── Fragmento del texto ──

Uno no se ve envejecer, o lo nota tan sólo de repente en las fotos del
pasaporte —cinco o seis años después— cada vez que nos toca renovarlo.
Héctor Abad Faciolince / El
Espectador (Colombia)
Barack Obama vive uno de sus peores momentos como mandatario de los Estados Unidos. |
En cambio al presidente Obama lo hemos visto encanecer día tras día
ante nuestros ojos y es posible que en dos años, cuando termine su mandato,
lleguemos a verlo completamente peliblanco. Es verdad que todavía, si sube o
baja escaleras, mantiene sus zancadas alegres de muchacho, y que su cuerpo
espigado conserva aún la figura atlética de hace seis años. Pero algo en el
gesto y en la actitud delata el paso del tiempo y el peso de las infamias.
Buena parte del Establishment norteamericano no ha podido tragarse nunca que
una familia negra sea la inquilina de la Casa Blanca. Su misma esposa, dicen,
no ve la hora de salir de ese frío caserón desangelado y regresar con sus niñas
a Chicago.
Ahora que el Partido Demócrata ha perdido la mayoría en el Senado de
los Estados Unidos, y que en la Cámara de Representantes la mayoría republicana
es aún más marcada, al presidente con un ala mocha (lame duck, pato cojo, le dicen coloquialmente los gringos) le queda
poco margen de maniobra: únicamente, casi, el poder de veto, que le permitirá
no dejarse imponer siempre la agenda legislativa de la derecha.
Las esperanzas desmedidas y las grandes ilusiones (todos soñamos con
que el primer presidente negro de Estados Unidos iba a cambiar el mundo) suelen
terminar en grandes decepciones. Y no es que Obama haya hecho una presidencia
espantosa. No podemos olvidar que recibió de manos de Bush júnior un país en
bancarrota, con una economía agonizante. Hoy el desempleo (menos del 6%) es la
mitad del que heredó de Bush y el país —en un contexto internacional de
recesión en el primer mundo— crece desde hace cinco años, así sea a tasas
modestas. De su predecesor heredó también varios frentes de guerra, con la
“exportación de la democracia” a la fuerza e invasiones armadas a varios
países, con miles de muertos cotidianos. Obama tuvo que asumir el costo de
terminar la descabellada invasión a Irak y de abandonar un país desbaratado.

───

Qué se pide ->
Continúa la columna sobre la presidencia de Obama a partir de su última oración. Los registros no intervienen en este ejercicio.

── Datos proporcionados ──

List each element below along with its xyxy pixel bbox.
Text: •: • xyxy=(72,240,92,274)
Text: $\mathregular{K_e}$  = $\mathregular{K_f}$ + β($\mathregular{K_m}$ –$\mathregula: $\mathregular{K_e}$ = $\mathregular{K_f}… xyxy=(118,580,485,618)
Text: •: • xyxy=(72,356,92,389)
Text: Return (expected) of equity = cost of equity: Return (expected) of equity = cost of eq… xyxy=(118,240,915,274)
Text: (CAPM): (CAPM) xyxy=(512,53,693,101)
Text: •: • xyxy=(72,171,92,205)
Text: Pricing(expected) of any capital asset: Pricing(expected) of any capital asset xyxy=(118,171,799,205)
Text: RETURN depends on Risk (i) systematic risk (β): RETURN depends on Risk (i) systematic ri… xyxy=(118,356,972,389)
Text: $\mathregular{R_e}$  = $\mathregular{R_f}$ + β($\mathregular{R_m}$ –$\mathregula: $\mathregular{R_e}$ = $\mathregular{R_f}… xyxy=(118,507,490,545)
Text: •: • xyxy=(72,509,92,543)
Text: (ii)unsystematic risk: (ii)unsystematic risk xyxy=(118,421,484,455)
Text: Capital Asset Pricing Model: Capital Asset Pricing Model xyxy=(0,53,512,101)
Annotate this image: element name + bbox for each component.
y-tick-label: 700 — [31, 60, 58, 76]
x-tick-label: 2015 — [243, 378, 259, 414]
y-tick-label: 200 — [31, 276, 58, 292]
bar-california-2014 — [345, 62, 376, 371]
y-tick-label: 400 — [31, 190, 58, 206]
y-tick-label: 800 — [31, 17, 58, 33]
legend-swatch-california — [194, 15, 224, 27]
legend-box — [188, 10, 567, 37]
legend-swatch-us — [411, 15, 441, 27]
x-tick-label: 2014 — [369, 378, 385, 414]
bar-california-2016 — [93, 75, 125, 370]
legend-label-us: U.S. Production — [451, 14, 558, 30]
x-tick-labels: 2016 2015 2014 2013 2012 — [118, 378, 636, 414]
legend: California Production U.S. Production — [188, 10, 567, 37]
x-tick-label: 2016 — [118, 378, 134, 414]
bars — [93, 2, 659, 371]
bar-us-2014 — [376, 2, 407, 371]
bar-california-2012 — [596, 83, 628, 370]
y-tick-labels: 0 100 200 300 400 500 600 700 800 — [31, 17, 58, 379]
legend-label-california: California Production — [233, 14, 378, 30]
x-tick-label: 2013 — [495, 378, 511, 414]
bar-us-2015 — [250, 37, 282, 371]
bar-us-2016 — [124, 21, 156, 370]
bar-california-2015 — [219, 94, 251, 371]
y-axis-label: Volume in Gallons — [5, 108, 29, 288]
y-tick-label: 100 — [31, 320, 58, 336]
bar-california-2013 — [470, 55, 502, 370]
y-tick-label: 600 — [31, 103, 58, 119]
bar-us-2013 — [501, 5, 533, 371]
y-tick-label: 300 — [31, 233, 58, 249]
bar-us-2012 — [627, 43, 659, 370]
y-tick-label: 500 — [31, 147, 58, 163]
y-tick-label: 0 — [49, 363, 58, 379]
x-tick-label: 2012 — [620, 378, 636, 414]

───

Respuesta ->
Los electores gringos, en casi todos los frentes, están decepcionados.
Unos, porque consideran que Obama es un débil que se deja humillar por Putin,
por el Estado Islámico y hasta por el ébola, un virus, como él, africano.
Otros, porque no ha sido capaz siquiera de desmantelar la vergüenza de
Guantánamo —como había prometido— o porque ha abierto frentes de intervención
armada en Siria y en Irak. Aquel senador que en sus magníficos discursos
anunciaba un cambio radical de la política, parece haberse encontrado con la
realidad de que no basta el poder de un presidente para cambiar las cosas. Del
“Yes, we can” (sí podemos) hemos tenido que pasar al “No, we couldn’t” (no
pudimos).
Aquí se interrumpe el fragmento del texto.